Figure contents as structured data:
***

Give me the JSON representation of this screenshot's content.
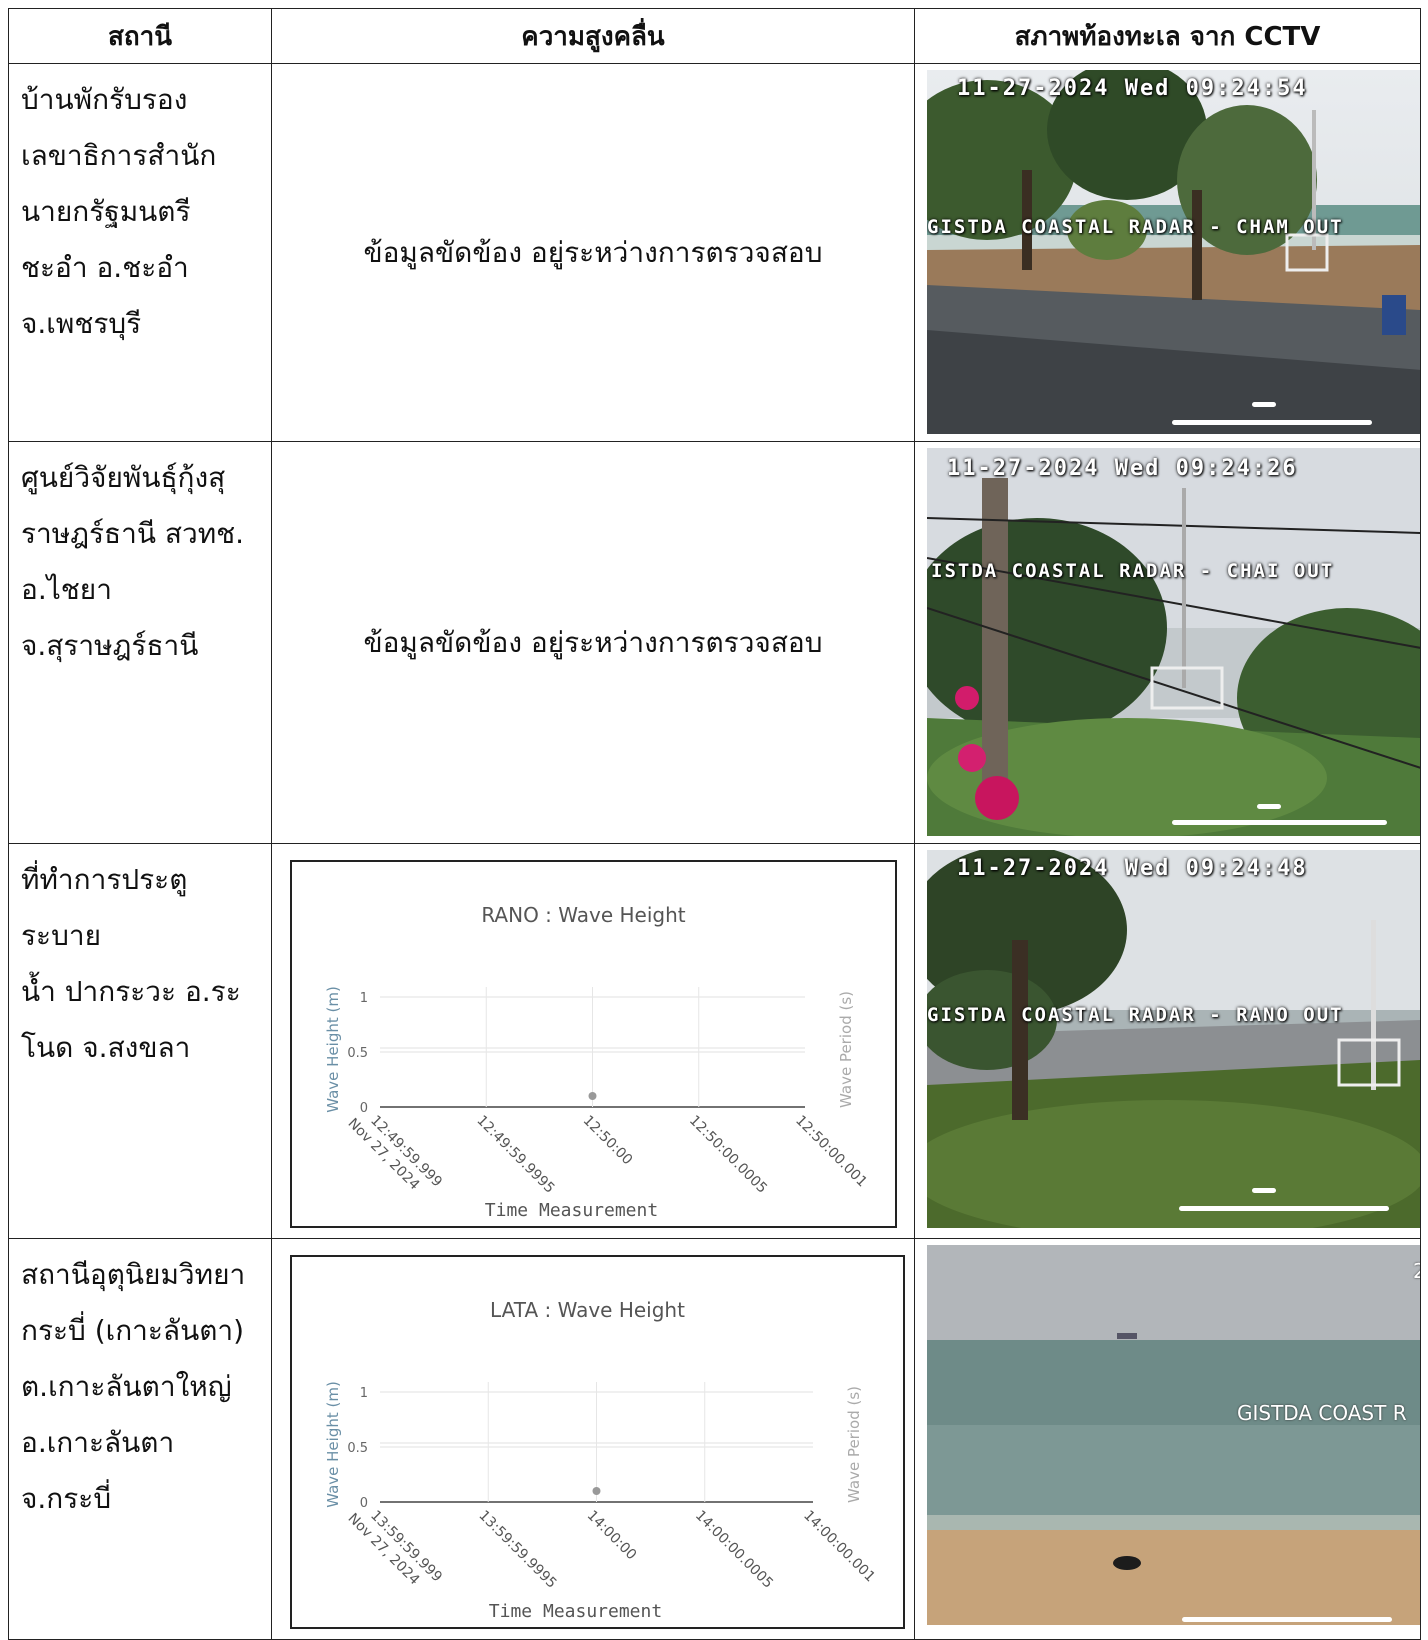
{
  "table": {
    "headers": [
      "สถานี",
      "ความสูงคลื่น",
      "สภาพท้องทะเล จาก CCTV"
    ],
    "rows": [
      {
        "station_lines": [
          "บ้านพักรับรอง",
          "เลขาธิการสำนัก",
          "นายกรัฐมนตรี",
          "ชะอำ อ.ชะอำ",
          "จ.เพชรบุรี"
        ],
        "wave_text": "ข้อมูลขัดข้อง อยู่ระหว่างการตรวจสอบ",
        "cam": {
          "timestamp": "11-27-2024 Wed 09:24:54",
          "overlay": "GISTDA COASTAL RADAR - CHAM OUT"
        }
      },
      {
        "station_lines": [
          "ศูนย์วิจัยพันธุ์กุ้งสุ",
          "ราษฎร์ธานี สวทช.",
          "อ.ไชยา",
          "จ.สุราษฎร์ธานี"
        ],
        "wave_text": "ข้อมูลขัดข้อง อยู่ระหว่างการตรวจสอบ",
        "cam": {
          "timestamp": "11-27-2024 Wed 09:24:26",
          "overlay": "ISTDA COASTAL RADAR - CHAI OUT"
        }
      },
      {
        "station_lines": [
          "ที่ทำการประตูระบาย",
          "น้ำ ปากระวะ อ.ระ",
          "โนด จ.สงขลา"
        ],
        "cam": {
          "timestamp": "11-27-2024 Wed 09:24:48",
          "overlay": "GISTDA COASTAL RADAR - RANO OUT"
        }
      },
      {
        "station_lines": [
          "สถานีอุตุนิยมวิทยา",
          "กระบี่ (เกาะลันตา)",
          "ต.เกาะลันตาใหญ่",
          "อ.เกาะลันตา",
          "จ.กระบี่"
        ],
        "cam": {
          "timestamp": "2",
          "overlay": "GISTDA COAST R"
        }
      }
    ]
  },
  "chart_data": [
    {
      "type": "scatter",
      "title": "RANO : Wave Height",
      "xlabel": "Time Measurement",
      "ylabel": "Wave Height (m)",
      "y2label": "Wave Period (s)",
      "ylim": [
        0,
        1
      ],
      "yticks": [
        "0",
        "0.5",
        "1"
      ],
      "xticks": [
        "12:49:59.999\nNov 27, 2024",
        "12:49:59.9995",
        "12:50:00",
        "12:50:00.0005",
        "12:50:00.001"
      ],
      "points": [
        {
          "x": "12:50:00",
          "y": 0.1
        }
      ],
      "color": "#999999"
    },
    {
      "type": "scatter",
      "title": "LATA : Wave Height",
      "xlabel": "Time Measurement",
      "ylabel": "Wave Height (m)",
      "y2label": "Wave Period (s)",
      "ylim": [
        0,
        1
      ],
      "yticks": [
        "0",
        "0.5",
        "1"
      ],
      "xticks": [
        "13:59:59.999\nNov 27, 2024",
        "13:59:59.9995",
        "14:00:00",
        "14:00:00.0005",
        "14:00:00.001"
      ],
      "points": [
        {
          "x": "14:00:00",
          "y": 0.1
        }
      ],
      "color": "#999999"
    }
  ]
}
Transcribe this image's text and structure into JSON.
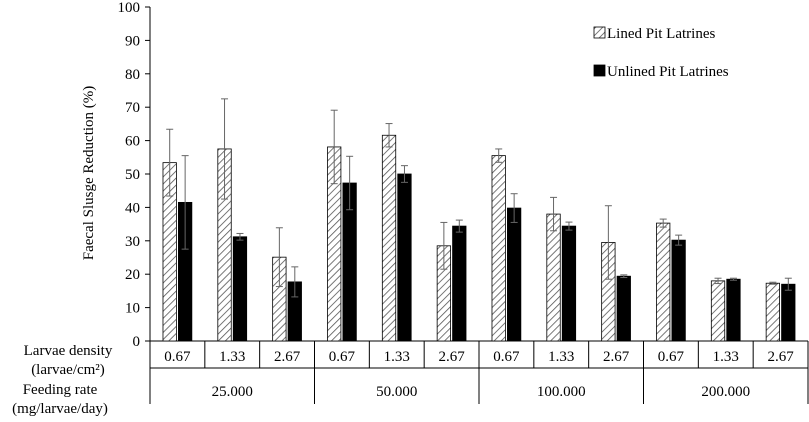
{
  "chart_data": {
    "type": "bar",
    "ylabel": "Faecal Slusge Reduction (%)",
    "ylim": [
      0,
      100
    ],
    "yticks": [
      0,
      10,
      20,
      30,
      40,
      50,
      60,
      70,
      80,
      90,
      100
    ],
    "row_labels": {
      "density": [
        "Larvae density",
        "(larvae/cm²)"
      ],
      "feeding": [
        "Feeding rate",
        "(mg/larvae/day)"
      ]
    },
    "groups": [
      {
        "feeding_rate": "25.000",
        "densities": [
          "0.67",
          "1.33",
          "2.67"
        ]
      },
      {
        "feeding_rate": "50.000",
        "densities": [
          "0.67",
          "1.33",
          "2.67"
        ]
      },
      {
        "feeding_rate": "100.000",
        "densities": [
          "0.67",
          "1.33",
          "2.67"
        ]
      },
      {
        "feeding_rate": "200.000",
        "densities": [
          "0.67",
          "1.33",
          "2.67"
        ]
      }
    ],
    "series": [
      {
        "name": "Lined Pit Latrines",
        "pattern": "hatched",
        "values": [
          53.4,
          57.5,
          25.1,
          58.1,
          61.6,
          28.5,
          55.5,
          38.0,
          29.5,
          35.3,
          18.0,
          17.3
        ],
        "errors": [
          10.0,
          15.0,
          8.8,
          11.0,
          3.5,
          7.0,
          2.0,
          5.0,
          11.0,
          1.2,
          0.8,
          0.3
        ]
      },
      {
        "name": "Unlined Pit Latrines",
        "pattern": "solid",
        "values": [
          41.5,
          31.2,
          17.7,
          47.3,
          50.0,
          34.4,
          39.8,
          34.4,
          19.4,
          30.2,
          18.5,
          17.0
        ],
        "errors": [
          14.0,
          1.0,
          4.5,
          8.0,
          2.5,
          1.8,
          4.3,
          1.2,
          0.4,
          1.5,
          0.3,
          1.8
        ]
      }
    ],
    "legend": "top-right",
    "grid": false,
    "colors": {
      "lined_fill": "#ffffff",
      "lined_hatch": "#555555",
      "unlined_fill": "#000000",
      "axis": "#000000",
      "error_bar": "#666666"
    }
  }
}
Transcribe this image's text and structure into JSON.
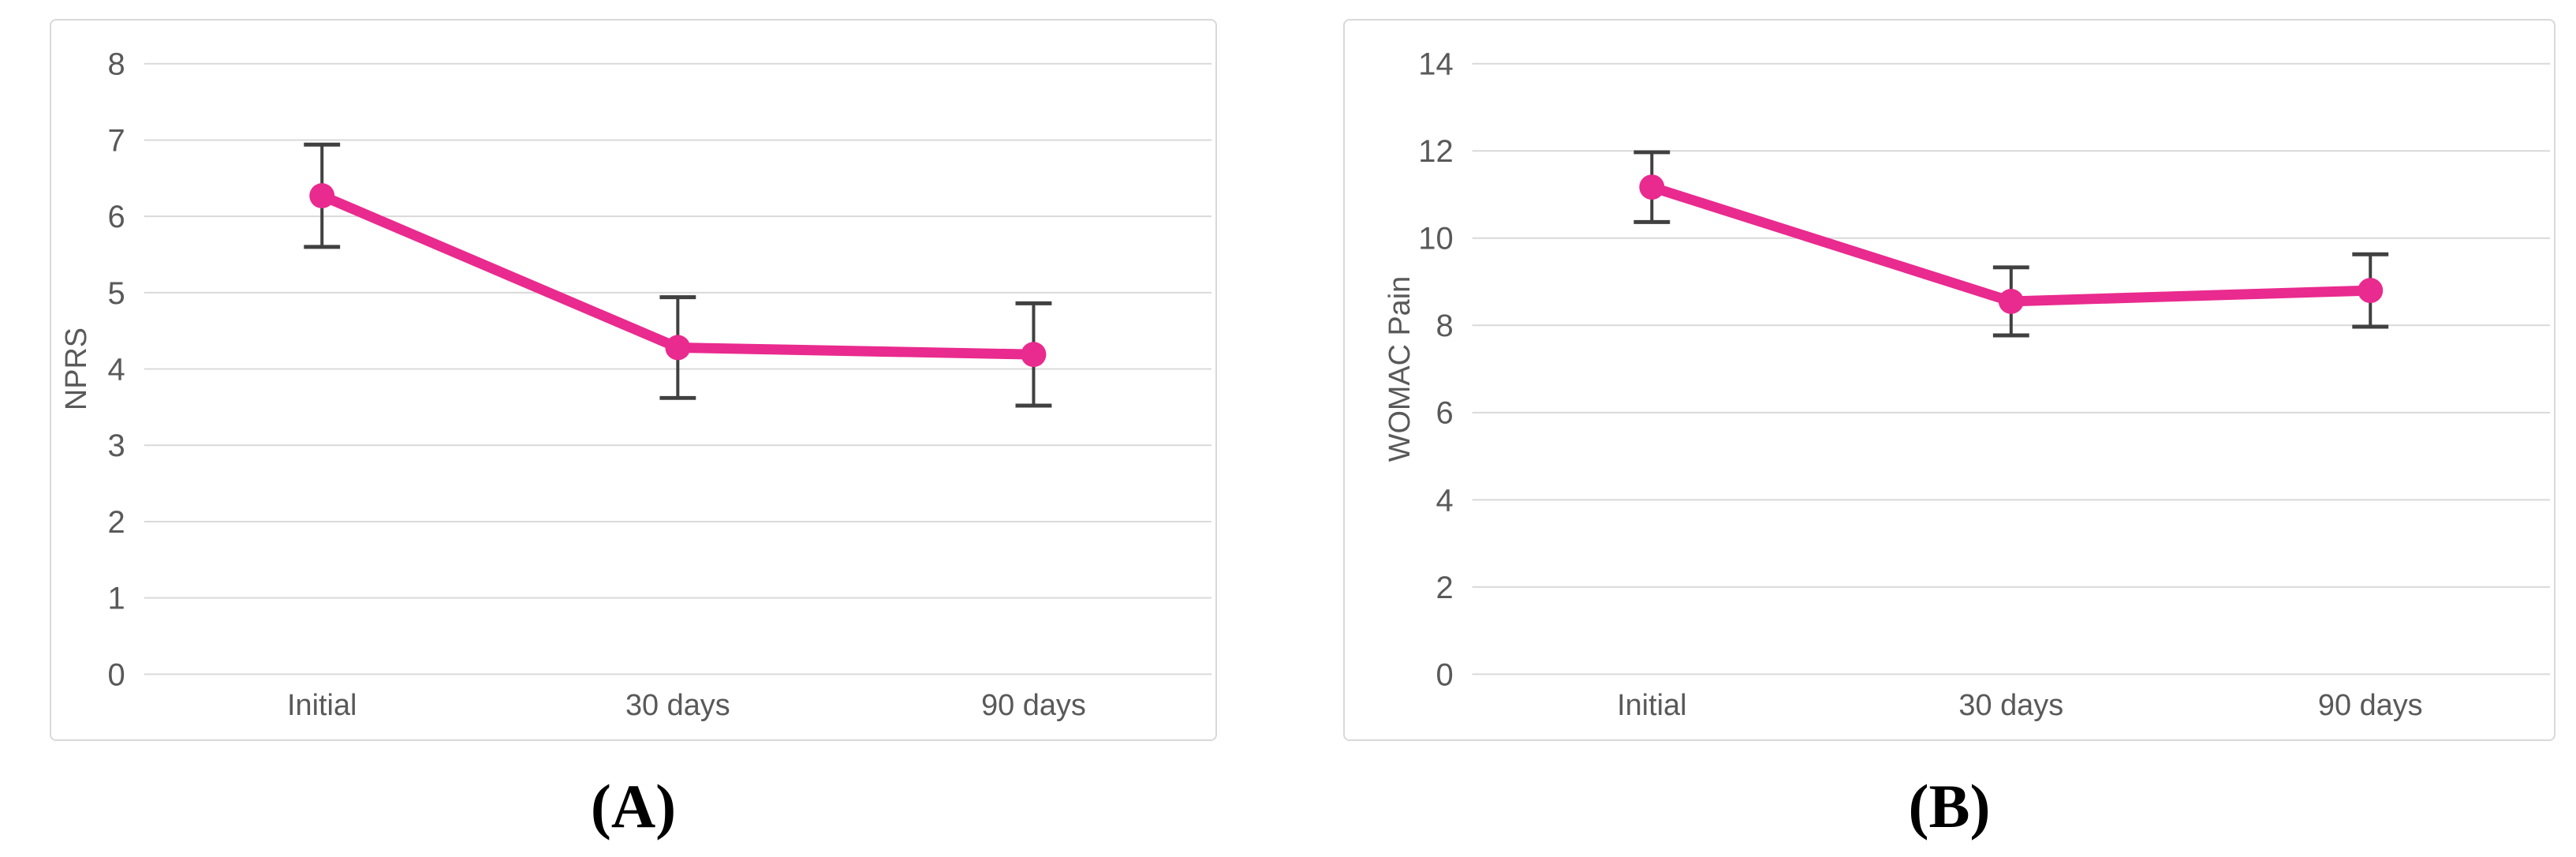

***

:: Work to complete ::
Scan the records above for the string "title", then report every line that contains it.

:: Task output ::
      "title": "RANO : Wave Height",
      "title": "LATA : Wave Height",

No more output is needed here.